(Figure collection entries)
********************
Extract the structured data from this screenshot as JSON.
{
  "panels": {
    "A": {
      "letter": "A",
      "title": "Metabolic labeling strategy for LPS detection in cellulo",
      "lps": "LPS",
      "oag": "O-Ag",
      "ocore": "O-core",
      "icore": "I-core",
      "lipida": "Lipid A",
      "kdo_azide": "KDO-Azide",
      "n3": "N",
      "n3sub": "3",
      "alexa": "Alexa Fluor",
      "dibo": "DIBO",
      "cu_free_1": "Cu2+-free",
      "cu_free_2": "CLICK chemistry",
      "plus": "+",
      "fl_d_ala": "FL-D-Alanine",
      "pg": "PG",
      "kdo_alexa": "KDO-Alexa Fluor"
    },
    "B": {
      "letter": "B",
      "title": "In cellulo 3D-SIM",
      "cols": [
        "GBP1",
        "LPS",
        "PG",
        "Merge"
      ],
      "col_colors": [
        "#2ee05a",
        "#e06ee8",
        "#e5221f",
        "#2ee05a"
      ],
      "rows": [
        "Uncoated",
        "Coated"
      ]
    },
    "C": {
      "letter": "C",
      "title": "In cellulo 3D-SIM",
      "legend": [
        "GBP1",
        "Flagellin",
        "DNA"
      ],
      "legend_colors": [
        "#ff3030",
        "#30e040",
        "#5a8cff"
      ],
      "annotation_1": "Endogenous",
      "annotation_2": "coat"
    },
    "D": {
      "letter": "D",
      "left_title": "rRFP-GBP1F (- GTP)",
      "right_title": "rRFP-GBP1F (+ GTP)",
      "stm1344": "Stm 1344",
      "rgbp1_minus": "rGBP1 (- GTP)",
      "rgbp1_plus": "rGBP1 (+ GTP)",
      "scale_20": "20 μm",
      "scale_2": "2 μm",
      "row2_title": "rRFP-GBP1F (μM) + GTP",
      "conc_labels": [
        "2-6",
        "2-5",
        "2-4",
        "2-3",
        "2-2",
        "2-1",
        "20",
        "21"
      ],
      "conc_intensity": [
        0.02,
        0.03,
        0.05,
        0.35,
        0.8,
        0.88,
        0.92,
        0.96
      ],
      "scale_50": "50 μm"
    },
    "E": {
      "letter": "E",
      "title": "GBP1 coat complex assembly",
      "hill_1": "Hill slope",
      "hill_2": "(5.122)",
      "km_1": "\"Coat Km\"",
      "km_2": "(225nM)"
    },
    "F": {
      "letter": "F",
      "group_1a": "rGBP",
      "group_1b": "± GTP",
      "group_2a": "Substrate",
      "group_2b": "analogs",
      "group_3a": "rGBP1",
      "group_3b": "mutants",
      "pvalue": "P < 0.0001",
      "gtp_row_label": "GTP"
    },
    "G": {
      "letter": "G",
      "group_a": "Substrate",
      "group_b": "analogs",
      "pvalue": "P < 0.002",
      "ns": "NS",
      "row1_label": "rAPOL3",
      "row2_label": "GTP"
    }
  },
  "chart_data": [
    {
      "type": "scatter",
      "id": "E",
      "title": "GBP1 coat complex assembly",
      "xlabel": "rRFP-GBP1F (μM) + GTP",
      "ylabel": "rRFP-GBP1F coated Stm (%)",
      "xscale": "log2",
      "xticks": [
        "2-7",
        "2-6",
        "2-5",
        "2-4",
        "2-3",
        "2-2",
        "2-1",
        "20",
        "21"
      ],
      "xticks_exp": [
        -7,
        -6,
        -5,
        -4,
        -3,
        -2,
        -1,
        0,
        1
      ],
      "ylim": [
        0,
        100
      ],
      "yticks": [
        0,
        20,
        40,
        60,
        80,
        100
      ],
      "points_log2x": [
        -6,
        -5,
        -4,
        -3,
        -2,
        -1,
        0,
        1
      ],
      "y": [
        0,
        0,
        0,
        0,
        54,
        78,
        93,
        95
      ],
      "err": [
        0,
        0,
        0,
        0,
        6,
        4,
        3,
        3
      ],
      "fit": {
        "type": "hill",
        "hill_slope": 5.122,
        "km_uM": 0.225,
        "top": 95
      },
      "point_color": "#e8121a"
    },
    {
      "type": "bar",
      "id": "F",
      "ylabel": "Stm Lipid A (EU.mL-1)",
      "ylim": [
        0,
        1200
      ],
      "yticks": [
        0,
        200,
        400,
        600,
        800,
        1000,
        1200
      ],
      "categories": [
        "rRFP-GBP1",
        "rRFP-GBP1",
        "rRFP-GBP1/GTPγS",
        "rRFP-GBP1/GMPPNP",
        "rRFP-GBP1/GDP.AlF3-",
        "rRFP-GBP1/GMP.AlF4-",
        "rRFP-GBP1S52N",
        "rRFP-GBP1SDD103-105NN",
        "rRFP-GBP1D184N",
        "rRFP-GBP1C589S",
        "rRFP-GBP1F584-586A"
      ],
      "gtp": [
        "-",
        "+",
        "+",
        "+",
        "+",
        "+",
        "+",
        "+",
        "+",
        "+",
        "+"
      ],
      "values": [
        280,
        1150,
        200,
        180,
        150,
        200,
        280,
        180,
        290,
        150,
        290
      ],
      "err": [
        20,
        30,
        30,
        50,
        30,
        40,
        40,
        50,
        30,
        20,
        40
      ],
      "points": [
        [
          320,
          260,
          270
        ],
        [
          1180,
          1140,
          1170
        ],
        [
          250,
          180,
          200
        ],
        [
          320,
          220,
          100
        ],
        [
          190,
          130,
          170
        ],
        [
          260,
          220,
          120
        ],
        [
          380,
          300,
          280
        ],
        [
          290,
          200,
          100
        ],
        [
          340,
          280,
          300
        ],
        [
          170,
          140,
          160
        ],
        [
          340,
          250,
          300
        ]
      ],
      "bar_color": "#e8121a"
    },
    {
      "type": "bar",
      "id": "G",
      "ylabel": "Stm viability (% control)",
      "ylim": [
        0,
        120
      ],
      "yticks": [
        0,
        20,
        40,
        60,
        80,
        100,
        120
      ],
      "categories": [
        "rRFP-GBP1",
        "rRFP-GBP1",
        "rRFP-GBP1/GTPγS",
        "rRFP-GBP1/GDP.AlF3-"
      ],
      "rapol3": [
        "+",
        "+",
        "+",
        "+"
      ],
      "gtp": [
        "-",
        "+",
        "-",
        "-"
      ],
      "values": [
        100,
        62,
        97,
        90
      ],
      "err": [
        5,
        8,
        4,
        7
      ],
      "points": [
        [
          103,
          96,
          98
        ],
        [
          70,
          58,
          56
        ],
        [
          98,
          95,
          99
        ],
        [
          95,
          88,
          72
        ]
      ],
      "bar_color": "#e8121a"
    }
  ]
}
********************
→ WHAT TO DO:
Print out every entry, keeping each one exact.

→ WRITTEN SOLUTION:
Extract the structured data from this screenshot as JSON.
{
  "panels": {
    "A": {
      "letter": "A",
      "title": "Metabolic labeling strategy for LPS detection in cellulo",
      "lps": "LPS",
      "oag": "O-Ag",
      "ocore": "O-core",
      "icore": "I-core",
      "lipida": "Lipid A",
      "kdo_azide": "KDO-Azide",
      "n3": "N",
      "n3sub": "3",
      "alexa": "Alexa Fluor",
      "dibo": "DIBO",
      "cu_free_1": "Cu2+-free",
      "cu_free_2": "CLICK chemistry",
      "plus": "+",
      "fl_d_ala": "FL-D-Alanine",
      "pg": "PG",
      "kdo_alexa": "KDO-Alexa Fluor"
    },
    "B": {
      "letter": "B",
      "title": "In cellulo 3D-SIM",
      "cols": [
        "GBP1",
        "LPS",
        "PG",
        "Merge"
      ],
      "col_colors": [
        "#2ee05a",
        "#e06ee8",
        "#e5221f",
        "#2ee05a"
      ],
      "rows": [
        "Uncoated",
        "Coated"
      ]
    },
    "C": {
      "letter": "C",
      "title": "In cellulo 3D-SIM",
      "legend": [
        "GBP1",
        "Flagellin",
        "DNA"
      ],
      "legend_colors": [
        "#ff3030",
        "#30e040",
        "#5a8cff"
      ],
      "annotation_1": "Endogenous",
      "annotation_2": "coat"
    },
    "D": {
      "letter": "D",
      "left_title": "rRFP-GBP1F (- GTP)",
      "right_title": "rRFP-GBP1F (+ GTP)",
      "stm1344": "Stm 1344",
      "rgbp1_minus": "rGBP1 (- GTP)",
      "rgbp1_plus": "rGBP1 (+ GTP)",
      "scale_20": "20 μm",
      "scale_2": "2 μm",
      "row2_title": "rRFP-GBP1F (μM) + GTP",
      "conc_labels": [
        "2-6",
        "2-5",
        "2-4",
        "2-3",
        "2-2",
        "2-1",
        "20",
        "21"
      ],
      "conc_intensity": [
        0.02,
        0.03,
        0.05,
        0.35,
        0.8,
        0.88,
        0.92,
        0.96
      ],
      "scale_50": "50 μm"
    },
    "E": {
      "letter": "E",
      "title": "GBP1 coat complex assembly",
      "hill_1": "Hill slope",
      "hill_2": "(5.122)",
      "km_1": "\"Coat Km\"",
      "km_2": "(225nM)"
    },
    "F": {
      "letter": "F",
      "group_1a": "rGBP",
      "group_1b": "± GTP",
      "group_2a": "Substrate",
      "group_2b": "analogs",
      "group_3a": "rGBP1",
      "group_3b": "mutants",
      "pvalue": "P < 0.0001",
      "gtp_row_label": "GTP"
    },
    "G": {
      "letter": "G",
      "group_a": "Substrate",
      "group_b": "analogs",
      "pvalue": "P < 0.002",
      "ns": "NS",
      "row1_label": "rAPOL3",
      "row2_label": "GTP"
    }
  },
  "chart_data": [
    {
      "type": "scatter",
      "id": "E",
      "title": "GBP1 coat complex assembly",
      "xlabel": "rRFP-GBP1F (μM) + GTP",
      "ylabel": "rRFP-GBP1F coated Stm (%)",
      "xscale": "log2",
      "xticks": [
        "2-7",
        "2-6",
        "2-5",
        "2-4",
        "2-3",
        "2-2",
        "2-1",
        "20",
        "21"
      ],
      "xticks_exp": [
        -7,
        -6,
        -5,
        -4,
        -3,
        -2,
        -1,
        0,
        1
      ],
      "ylim": [
        0,
        100
      ],
      "yticks": [
        0,
        20,
        40,
        60,
        80,
        100
      ],
      "points_log2x": [
        -6,
        -5,
        -4,
        -3,
        -2,
        -1,
        0,
        1
      ],
      "y": [
        0,
        0,
        0,
        0,
        54,
        78,
        93,
        95
      ],
      "err": [
        0,
        0,
        0,
        0,
        6,
        4,
        3,
        3
      ],
      "fit": {
        "type": "hill",
        "hill_slope": 5.122,
        "km_uM": 0.225,
        "top": 95
      },
      "point_color": "#e8121a"
    },
    {
      "type": "bar",
      "id": "F",
      "ylabel": "Stm Lipid A (EU.mL-1)",
      "ylim": [
        0,
        1200
      ],
      "yticks": [
        0,
        200,
        400,
        600,
        800,
        1000,
        1200
      ],
      "categories": [
        "rRFP-GBP1",
        "rRFP-GBP1",
        "rRFP-GBP1/GTPγS",
        "rRFP-GBP1/GMPPNP",
        "rRFP-GBP1/GDP.AlF3-",
        "rRFP-GBP1/GMP.AlF4-",
        "rRFP-GBP1S52N",
        "rRFP-GBP1SDD103-105NN",
        "rRFP-GBP1D184N",
        "rRFP-GBP1C589S",
        "rRFP-GBP1F584-586A"
      ],
      "gtp": [
        "-",
        "+",
        "+",
        "+",
        "+",
        "+",
        "+",
        "+",
        "+",
        "+",
        "+"
      ],
      "values": [
        280,
        1150,
        200,
        180,
        150,
        200,
        280,
        180,
        290,
        150,
        290
      ],
      "err": [
        20,
        30,
        30,
        50,
        30,
        40,
        40,
        50,
        30,
        20,
        40
      ],
      "points": [
        [
          320,
          260,
          270
        ],
        [
          1180,
          1140,
          1170
        ],
        [
          250,
          180,
          200
        ],
        [
          320,
          220,
          100
        ],
        [
          190,
          130,
          170
        ],
        [
          260,
          220,
          120
        ],
        [
          380,
          300,
          280
        ],
        [
          290,
          200,
          100
        ],
        [
          340,
          280,
          300
        ],
        [
          170,
          140,
          160
        ],
        [
          340,
          250,
          300
        ]
      ],
      "bar_color": "#e8121a"
    },
    {
      "type": "bar",
      "id": "G",
      "ylabel": "Stm viability (% control)",
      "ylim": [
        0,
        120
      ],
      "yticks": [
        0,
        20,
        40,
        60,
        80,
        100,
        120
      ],
      "categories": [
        "rRFP-GBP1",
        "rRFP-GBP1",
        "rRFP-GBP1/GTPγS",
        "rRFP-GBP1/GDP.AlF3-"
      ],
      "rapol3": [
        "+",
        "+",
        "+",
        "+"
      ],
      "gtp": [
        "-",
        "+",
        "-",
        "-"
      ],
      "values": [
        100,
        62,
        97,
        90
      ],
      "err": [
        5,
        8,
        4,
        7
      ],
      "points": [
        [
          103,
          96,
          98
        ],
        [
          70,
          58,
          56
        ],
        [
          98,
          95,
          99
        ],
        [
          95,
          88,
          72
        ]
      ],
      "bar_color": "#e8121a"
    }
  ]
}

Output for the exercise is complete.